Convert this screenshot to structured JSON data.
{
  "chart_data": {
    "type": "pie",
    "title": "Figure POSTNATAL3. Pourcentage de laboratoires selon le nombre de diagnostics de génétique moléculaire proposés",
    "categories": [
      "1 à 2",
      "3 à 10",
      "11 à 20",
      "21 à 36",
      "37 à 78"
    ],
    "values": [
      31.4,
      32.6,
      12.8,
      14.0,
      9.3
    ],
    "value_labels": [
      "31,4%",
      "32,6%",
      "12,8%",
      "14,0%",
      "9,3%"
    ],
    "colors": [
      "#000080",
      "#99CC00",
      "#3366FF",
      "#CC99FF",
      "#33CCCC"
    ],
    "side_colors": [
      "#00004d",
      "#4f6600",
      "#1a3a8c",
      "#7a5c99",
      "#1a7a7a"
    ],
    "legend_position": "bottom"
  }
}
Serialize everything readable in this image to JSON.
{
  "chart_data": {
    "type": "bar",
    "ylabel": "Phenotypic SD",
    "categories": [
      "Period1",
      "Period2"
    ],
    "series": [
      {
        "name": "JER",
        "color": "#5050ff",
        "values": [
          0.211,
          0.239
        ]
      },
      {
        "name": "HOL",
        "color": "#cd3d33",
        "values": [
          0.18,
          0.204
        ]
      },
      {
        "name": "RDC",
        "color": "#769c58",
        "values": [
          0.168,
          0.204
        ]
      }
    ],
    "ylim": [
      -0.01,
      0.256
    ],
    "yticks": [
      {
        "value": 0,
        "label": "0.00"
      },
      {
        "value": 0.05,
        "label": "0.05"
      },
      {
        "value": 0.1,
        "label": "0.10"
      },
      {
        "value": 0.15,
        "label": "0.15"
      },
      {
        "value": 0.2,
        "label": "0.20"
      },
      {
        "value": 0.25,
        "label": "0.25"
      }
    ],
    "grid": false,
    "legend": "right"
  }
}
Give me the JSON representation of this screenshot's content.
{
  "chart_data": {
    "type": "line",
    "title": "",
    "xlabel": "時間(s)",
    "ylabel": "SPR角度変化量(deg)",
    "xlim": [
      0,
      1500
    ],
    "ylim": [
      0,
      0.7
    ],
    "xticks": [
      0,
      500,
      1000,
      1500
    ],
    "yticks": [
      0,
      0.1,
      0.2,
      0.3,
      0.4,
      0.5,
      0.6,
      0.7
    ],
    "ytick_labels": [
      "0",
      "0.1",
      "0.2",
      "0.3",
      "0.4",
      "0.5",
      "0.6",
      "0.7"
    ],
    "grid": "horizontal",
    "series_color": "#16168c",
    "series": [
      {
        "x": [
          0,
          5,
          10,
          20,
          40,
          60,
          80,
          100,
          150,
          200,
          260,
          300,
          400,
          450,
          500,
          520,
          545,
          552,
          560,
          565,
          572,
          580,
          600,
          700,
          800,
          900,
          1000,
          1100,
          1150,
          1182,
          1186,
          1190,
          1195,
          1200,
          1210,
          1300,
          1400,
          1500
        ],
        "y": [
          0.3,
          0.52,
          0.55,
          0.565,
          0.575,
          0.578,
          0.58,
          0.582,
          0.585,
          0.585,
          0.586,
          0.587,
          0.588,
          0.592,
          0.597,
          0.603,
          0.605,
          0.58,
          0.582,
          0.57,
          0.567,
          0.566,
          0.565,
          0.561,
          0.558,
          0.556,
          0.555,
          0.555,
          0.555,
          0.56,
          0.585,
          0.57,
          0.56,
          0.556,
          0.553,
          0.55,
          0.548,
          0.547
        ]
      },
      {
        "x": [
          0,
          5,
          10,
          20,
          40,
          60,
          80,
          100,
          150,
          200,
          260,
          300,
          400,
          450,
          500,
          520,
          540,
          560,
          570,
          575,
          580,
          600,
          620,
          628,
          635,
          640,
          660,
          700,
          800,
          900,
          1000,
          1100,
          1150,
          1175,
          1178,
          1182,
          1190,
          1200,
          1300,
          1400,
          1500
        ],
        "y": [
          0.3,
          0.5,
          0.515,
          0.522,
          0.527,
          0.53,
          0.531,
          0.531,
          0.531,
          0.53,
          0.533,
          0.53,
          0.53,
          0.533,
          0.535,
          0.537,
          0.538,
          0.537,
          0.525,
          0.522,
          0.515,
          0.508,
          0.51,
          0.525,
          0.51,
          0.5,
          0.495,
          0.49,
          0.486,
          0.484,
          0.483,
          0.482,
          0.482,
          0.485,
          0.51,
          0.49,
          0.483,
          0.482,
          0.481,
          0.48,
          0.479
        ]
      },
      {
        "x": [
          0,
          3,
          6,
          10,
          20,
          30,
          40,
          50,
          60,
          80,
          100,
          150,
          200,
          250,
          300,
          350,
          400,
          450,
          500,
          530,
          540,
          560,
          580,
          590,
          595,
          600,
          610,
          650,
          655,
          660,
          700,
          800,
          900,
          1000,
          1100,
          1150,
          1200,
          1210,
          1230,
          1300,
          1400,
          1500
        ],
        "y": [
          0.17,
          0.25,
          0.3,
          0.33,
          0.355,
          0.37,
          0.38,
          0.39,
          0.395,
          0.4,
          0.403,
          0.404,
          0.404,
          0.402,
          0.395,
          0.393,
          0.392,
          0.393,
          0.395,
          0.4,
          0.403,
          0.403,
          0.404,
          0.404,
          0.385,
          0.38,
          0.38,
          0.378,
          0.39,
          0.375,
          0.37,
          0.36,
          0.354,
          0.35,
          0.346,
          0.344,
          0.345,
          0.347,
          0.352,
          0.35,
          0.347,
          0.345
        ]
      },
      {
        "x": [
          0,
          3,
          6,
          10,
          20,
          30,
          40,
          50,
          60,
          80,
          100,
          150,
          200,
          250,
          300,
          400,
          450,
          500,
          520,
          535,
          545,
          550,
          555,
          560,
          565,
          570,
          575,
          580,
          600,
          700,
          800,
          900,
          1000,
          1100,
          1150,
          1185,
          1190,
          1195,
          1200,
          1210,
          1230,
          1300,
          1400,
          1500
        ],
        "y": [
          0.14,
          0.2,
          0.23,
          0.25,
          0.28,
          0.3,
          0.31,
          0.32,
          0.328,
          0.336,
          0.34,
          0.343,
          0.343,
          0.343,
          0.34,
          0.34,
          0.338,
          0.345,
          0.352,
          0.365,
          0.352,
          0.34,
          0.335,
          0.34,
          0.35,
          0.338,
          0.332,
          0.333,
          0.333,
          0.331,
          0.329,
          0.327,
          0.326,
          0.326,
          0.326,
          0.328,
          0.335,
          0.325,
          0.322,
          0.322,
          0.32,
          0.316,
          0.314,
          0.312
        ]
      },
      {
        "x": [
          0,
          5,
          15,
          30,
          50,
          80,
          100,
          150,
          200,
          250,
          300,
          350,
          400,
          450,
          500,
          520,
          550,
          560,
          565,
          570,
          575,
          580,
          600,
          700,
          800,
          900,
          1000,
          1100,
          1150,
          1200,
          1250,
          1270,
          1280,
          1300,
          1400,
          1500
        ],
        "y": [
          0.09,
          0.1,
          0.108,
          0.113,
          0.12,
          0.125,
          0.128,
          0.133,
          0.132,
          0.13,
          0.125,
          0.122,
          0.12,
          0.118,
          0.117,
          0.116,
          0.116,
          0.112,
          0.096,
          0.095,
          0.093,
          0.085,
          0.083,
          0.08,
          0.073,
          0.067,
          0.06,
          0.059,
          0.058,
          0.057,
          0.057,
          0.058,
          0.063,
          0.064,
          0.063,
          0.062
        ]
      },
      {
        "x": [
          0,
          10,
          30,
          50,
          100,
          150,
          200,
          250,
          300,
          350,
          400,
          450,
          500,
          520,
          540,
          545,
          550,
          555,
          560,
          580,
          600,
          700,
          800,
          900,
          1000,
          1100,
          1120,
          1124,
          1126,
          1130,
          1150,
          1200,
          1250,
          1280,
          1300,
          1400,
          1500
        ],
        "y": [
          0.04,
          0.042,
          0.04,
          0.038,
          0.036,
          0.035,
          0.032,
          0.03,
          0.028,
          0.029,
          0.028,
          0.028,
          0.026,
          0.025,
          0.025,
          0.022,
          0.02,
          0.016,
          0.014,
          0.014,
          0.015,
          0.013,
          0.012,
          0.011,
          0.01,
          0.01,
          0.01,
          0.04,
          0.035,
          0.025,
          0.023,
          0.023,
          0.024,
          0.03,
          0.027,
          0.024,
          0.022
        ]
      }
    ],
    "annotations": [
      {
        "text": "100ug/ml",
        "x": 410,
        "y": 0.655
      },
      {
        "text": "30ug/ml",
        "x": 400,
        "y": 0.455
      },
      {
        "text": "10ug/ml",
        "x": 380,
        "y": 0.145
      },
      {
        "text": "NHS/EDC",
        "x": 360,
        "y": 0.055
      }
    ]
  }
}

——————

* Goal of the exercise
Track down every line with the word "this" and copy it.

* Correct answer
Convert this screenshot to structured JSON data.
Serialize everything readable in this image to JSON.
Give me the JSON representation of this screenshot's content.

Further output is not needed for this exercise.